Task goal: Scan the data below for the string "relative". Show every line where it turns up.

Supplied entries:
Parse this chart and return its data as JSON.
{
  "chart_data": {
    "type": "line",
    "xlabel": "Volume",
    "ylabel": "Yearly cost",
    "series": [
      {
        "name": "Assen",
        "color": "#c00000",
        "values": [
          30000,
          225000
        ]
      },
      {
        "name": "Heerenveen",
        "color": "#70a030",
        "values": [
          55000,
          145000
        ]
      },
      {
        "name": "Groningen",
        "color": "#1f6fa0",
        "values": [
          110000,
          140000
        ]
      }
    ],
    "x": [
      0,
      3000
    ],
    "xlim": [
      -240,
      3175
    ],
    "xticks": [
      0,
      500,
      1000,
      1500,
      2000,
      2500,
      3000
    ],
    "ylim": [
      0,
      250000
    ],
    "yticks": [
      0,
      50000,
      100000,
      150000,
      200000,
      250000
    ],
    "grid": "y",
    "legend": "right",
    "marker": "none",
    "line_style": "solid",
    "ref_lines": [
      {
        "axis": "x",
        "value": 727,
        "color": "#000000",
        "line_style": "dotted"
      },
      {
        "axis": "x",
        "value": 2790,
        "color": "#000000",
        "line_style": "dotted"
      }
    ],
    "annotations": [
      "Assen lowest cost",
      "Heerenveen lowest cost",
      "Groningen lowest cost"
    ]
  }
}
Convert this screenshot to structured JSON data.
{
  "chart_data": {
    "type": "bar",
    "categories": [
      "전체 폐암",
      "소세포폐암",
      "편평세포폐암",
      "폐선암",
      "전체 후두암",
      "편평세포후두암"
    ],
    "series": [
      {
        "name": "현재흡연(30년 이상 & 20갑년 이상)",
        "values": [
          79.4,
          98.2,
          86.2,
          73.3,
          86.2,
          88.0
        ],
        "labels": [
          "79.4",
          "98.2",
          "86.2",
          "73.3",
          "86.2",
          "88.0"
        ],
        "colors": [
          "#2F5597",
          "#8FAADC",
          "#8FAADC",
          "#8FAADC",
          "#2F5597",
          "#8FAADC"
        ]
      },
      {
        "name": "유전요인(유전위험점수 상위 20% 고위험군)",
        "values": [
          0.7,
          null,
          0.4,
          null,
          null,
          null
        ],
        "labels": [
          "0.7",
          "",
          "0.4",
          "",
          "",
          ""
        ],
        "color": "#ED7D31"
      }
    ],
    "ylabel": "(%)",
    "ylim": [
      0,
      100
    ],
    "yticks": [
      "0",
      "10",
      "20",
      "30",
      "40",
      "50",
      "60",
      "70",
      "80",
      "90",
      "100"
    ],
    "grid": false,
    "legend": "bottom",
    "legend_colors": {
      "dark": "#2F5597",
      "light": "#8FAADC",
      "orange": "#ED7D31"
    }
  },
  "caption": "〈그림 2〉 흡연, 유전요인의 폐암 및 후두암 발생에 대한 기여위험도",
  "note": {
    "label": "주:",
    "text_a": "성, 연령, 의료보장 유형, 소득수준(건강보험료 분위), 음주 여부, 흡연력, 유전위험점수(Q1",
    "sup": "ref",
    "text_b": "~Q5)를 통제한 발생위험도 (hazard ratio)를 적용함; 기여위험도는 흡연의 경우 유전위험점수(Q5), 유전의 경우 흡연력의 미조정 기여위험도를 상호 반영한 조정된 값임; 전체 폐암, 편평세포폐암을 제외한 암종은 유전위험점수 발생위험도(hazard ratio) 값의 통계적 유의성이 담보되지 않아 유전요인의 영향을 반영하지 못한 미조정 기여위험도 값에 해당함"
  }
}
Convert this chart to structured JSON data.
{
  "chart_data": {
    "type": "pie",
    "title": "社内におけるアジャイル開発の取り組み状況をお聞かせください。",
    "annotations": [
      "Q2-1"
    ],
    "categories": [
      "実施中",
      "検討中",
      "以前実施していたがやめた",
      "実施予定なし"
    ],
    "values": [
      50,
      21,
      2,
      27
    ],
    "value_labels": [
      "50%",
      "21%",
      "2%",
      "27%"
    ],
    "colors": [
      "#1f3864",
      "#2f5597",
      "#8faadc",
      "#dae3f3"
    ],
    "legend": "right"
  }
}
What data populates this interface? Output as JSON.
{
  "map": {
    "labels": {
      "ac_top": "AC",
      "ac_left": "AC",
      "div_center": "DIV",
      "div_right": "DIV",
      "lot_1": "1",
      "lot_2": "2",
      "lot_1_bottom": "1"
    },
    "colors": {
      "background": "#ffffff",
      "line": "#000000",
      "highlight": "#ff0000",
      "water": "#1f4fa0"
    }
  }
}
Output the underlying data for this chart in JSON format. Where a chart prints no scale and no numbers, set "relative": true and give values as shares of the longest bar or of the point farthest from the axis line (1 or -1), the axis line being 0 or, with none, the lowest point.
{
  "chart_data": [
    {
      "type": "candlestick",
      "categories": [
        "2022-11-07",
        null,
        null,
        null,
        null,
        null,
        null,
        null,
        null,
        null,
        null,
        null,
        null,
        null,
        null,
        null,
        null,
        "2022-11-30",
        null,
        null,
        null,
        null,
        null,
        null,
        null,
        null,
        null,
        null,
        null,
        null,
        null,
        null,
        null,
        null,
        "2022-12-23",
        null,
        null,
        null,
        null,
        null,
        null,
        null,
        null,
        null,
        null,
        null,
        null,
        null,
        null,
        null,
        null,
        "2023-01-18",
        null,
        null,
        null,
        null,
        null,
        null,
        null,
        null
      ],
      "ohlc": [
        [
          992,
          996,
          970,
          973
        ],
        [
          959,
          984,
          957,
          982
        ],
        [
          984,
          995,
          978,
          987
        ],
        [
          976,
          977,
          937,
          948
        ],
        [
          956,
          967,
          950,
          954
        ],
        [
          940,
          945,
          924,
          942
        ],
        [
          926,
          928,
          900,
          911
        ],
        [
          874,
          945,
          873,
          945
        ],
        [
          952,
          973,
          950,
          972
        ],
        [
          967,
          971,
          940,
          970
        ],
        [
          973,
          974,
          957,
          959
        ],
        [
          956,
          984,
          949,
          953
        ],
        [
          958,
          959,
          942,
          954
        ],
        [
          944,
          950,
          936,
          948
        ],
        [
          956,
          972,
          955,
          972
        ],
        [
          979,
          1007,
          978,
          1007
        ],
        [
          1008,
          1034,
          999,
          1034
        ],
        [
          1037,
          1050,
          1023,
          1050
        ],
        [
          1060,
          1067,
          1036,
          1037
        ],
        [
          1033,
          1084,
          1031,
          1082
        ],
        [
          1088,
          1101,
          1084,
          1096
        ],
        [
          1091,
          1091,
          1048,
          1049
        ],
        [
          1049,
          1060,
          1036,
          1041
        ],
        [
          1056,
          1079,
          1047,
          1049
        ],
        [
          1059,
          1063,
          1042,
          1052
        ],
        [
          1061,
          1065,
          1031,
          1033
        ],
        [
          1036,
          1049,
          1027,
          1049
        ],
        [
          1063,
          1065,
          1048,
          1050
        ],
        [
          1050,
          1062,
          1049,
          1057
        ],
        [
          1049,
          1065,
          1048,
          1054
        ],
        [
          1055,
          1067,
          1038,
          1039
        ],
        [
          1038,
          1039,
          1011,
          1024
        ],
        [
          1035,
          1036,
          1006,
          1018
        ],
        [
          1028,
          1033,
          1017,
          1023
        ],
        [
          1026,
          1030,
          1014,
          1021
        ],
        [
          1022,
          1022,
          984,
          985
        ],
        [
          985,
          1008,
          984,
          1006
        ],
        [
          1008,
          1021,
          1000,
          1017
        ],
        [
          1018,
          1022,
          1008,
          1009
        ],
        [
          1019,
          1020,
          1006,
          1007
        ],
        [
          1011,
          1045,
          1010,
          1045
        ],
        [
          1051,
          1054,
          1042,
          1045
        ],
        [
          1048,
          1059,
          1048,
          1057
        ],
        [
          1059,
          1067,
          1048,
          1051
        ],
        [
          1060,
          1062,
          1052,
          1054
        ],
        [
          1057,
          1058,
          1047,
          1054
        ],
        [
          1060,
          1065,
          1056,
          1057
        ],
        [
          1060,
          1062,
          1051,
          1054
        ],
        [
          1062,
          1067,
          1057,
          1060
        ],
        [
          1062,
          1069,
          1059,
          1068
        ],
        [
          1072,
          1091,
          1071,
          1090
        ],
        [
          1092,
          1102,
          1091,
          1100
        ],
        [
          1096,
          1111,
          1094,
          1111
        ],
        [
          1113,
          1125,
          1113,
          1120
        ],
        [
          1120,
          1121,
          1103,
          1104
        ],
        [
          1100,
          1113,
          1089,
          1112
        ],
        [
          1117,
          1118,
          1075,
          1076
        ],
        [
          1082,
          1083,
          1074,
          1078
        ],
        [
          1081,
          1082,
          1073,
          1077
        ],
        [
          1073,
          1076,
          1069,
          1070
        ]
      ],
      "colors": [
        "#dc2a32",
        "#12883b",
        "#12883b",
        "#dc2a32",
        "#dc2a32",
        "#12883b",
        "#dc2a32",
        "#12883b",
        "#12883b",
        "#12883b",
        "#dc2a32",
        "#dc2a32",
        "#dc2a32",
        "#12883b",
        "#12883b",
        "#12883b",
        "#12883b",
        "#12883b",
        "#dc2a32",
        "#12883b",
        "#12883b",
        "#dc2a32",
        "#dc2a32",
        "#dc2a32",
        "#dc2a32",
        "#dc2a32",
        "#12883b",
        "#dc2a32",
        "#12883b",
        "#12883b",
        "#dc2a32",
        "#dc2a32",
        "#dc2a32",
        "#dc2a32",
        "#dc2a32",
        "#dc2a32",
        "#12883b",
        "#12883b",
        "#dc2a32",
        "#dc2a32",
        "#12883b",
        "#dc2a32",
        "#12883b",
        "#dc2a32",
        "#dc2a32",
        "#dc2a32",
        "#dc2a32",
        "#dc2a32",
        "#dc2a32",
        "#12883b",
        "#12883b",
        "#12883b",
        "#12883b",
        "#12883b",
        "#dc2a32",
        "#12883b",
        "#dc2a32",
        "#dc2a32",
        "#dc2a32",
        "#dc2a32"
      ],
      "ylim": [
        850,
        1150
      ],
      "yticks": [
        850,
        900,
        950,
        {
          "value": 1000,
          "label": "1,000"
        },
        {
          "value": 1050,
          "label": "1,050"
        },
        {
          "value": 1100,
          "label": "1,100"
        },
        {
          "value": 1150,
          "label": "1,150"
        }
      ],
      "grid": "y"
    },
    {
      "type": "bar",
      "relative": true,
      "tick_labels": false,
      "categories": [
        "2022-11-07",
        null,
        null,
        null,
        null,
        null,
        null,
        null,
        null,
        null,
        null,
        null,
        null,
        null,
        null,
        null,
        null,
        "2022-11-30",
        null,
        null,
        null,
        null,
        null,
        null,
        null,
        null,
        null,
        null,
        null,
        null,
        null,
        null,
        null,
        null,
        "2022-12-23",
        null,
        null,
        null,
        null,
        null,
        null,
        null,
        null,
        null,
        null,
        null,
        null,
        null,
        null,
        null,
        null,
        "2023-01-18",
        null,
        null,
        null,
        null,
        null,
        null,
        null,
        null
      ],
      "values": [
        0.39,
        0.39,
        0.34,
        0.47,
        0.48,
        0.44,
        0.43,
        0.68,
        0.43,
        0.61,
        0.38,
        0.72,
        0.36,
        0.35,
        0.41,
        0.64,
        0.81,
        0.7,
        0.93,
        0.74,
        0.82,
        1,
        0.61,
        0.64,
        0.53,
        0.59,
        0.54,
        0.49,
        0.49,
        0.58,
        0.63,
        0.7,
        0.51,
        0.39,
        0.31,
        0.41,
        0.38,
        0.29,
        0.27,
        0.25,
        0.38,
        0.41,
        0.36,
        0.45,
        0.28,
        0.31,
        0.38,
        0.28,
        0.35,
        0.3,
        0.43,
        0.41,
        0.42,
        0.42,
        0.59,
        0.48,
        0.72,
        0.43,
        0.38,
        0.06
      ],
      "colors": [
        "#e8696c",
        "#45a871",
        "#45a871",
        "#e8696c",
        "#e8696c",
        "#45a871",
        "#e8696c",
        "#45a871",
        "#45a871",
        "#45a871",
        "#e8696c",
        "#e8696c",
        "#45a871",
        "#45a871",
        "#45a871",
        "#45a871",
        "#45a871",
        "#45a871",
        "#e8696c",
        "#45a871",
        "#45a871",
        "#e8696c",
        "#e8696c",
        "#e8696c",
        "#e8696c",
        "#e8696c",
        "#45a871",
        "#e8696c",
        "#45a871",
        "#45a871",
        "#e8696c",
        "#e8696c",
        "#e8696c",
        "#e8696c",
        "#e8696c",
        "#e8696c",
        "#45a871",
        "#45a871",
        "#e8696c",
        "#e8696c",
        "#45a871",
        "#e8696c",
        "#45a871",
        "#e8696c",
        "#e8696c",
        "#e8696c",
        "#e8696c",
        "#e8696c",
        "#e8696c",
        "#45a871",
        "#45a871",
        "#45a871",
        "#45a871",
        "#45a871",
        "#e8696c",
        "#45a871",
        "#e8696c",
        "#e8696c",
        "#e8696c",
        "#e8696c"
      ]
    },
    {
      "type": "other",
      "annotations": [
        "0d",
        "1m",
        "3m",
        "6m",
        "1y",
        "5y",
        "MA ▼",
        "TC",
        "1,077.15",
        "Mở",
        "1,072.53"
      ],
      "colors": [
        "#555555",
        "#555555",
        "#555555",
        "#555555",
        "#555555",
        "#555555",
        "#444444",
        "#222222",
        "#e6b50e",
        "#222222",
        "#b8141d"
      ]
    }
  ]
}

Right answer:
Output the underlying data for this chart in JSON format. Where a chart prints no scale and no numbers, set "relative": true and give values as shares of the longest bar or of the point farthest from the axis line (1 or -1), the axis line being 0 or, with none, the lowest point.
      "relative": true,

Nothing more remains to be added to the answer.